DIRECTIONS: The listing below should be copied in full, word for word.

EXERCISE INPUT:
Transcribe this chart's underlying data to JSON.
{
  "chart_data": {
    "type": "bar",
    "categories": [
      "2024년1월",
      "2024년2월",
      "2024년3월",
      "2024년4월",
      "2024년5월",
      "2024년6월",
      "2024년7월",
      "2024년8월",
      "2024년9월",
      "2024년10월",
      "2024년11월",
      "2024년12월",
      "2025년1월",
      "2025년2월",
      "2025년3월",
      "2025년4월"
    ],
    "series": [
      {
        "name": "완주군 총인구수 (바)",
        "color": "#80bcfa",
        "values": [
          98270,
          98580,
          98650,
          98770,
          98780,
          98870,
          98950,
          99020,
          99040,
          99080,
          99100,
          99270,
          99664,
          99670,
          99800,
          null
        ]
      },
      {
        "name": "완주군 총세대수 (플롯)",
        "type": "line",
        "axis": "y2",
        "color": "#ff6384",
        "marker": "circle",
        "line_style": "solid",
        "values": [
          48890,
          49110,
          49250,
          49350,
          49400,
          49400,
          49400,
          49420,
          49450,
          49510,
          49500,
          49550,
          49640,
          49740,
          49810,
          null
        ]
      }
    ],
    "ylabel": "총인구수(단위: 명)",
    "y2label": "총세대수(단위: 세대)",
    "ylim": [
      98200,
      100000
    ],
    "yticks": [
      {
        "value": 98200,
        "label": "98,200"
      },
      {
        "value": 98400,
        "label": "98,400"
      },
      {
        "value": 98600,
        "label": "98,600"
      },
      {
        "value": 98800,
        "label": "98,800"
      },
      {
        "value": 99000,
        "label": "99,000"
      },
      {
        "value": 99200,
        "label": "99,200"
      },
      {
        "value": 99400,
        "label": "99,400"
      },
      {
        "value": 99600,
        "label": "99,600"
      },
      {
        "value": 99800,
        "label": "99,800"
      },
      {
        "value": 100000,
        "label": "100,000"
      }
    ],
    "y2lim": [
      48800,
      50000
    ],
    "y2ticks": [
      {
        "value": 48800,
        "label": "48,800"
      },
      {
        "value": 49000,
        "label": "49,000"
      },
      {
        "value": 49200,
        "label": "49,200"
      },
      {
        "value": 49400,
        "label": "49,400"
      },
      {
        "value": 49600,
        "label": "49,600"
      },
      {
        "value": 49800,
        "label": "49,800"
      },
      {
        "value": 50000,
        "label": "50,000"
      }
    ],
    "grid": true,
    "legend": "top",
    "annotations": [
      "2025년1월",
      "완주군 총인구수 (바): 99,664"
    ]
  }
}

CORRECT RESULT:
Transcribe this chart's underlying data to JSON.
{
  "chart_data": {
    "type": "bar",
    "categories": [
      "2024년1월",
      "2024년2월",
      "2024년3월",
      "2024년4월",
      "2024년5월",
      "2024년6월",
      "2024년7월",
      "2024년8월",
      "2024년9월",
      "2024년10월",
      "2024년11월",
      "2024년12월",
      "2025년1월",
      "2025년2월",
      "2025년3월",
      "2025년4월"
    ],
    "series": [
      {
        "name": "완주군 총인구수 (바)",
        "color": "#80bcfa",
        "values": [
          98270,
          98580,
          98650,
          98770,
          98780,
          98870,
          98950,
          99020,
          99040,
          99080,
          99100,
          99270,
          99664,
          99670,
          99800,
          null
        ]
      },
      {
        "name": "완주군 총세대수 (플롯)",
        "type": "line",
        "axis": "y2",
        "color": "#ff6384",
        "marker": "circle",
        "line_style": "solid",
        "values": [
          48890,
          49110,
          49250,
          49350,
          49400,
          49400,
          49400,
          49420,
          49450,
          49510,
          49500,
          49550,
          49640,
          49740,
          49810,
          null
        ]
      }
    ],
    "ylabel": "총인구수(단위: 명)",
    "y2label": "총세대수(단위: 세대)",
    "ylim": [
      98200,
      100000
    ],
    "yticks": [
      {
        "value": 98200,
        "label": "98,200"
      },
      {
        "value": 98400,
        "label": "98,400"
      },
      {
        "value": 98600,
        "label": "98,600"
      },
      {
        "value": 98800,
        "label": "98,800"
      },
      {
        "value": 99000,
        "label": "99,000"
      },
      {
        "value": 99200,
        "label": "99,200"
      },
      {
        "value": 99400,
        "label": "99,400"
      },
      {
        "value": 99600,
        "label": "99,600"
      },
      {
        "value": 99800,
        "label": "99,800"
      },
      {
        "value": 100000,
        "label": "100,000"
      }
    ],
    "y2lim": [
      48800,
      50000
    ],
    "y2ticks": [
      {
        "value": 48800,
        "label": "48,800"
      },
      {
        "value": 49000,
        "label": "49,000"
      },
      {
        "value": 49200,
        "label": "49,200"
      },
      {
        "value": 49400,
        "label": "49,400"
      },
      {
        "value": 49600,
        "label": "49,600"
      },
      {
        "value": 49800,
        "label": "49,800"
      },
      {
        "value": 50000,
        "label": "50,000"
      }
    ],
    "grid": true,
    "legend": "top",
    "annotations": [
      "2025년1월",
      "완주군 총인구수 (바): 99,664"
    ]
  }
}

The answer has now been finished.